[Challenge]: Show every line containing "Outline" by copying it.

[Data listing]:
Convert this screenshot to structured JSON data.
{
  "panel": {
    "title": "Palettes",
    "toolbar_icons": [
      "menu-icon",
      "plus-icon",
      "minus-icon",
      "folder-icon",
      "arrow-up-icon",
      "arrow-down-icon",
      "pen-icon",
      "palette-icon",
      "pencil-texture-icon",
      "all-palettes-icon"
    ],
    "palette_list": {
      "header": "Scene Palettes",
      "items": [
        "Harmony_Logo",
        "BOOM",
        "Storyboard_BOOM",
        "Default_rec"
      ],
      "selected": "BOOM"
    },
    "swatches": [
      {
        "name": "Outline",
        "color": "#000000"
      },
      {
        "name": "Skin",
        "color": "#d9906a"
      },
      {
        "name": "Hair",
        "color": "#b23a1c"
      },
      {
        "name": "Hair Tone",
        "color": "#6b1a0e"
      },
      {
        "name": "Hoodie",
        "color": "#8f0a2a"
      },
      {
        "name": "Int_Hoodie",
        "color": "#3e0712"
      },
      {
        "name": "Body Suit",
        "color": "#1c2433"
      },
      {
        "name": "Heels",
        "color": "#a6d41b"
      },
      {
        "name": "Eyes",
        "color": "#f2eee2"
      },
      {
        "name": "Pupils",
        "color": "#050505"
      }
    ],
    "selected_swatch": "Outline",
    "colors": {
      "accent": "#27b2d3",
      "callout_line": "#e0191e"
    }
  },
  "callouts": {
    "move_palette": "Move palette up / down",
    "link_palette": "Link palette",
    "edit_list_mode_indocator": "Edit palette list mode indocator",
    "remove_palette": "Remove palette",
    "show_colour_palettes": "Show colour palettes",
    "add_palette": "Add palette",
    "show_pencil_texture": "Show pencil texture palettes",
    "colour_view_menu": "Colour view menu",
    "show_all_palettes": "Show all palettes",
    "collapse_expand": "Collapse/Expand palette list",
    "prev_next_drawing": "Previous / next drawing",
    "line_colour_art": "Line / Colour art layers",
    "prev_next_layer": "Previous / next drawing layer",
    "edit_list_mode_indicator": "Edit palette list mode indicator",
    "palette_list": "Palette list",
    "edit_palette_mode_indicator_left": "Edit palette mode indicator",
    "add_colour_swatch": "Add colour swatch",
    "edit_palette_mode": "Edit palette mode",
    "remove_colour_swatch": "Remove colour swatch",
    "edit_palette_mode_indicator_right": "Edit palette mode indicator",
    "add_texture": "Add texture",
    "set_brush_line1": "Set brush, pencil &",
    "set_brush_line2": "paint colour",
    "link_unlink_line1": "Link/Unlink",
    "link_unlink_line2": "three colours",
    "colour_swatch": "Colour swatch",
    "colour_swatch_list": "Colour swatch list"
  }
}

[The completed task]:
        "name": "Outline",
    "selected_swatch": "Outline",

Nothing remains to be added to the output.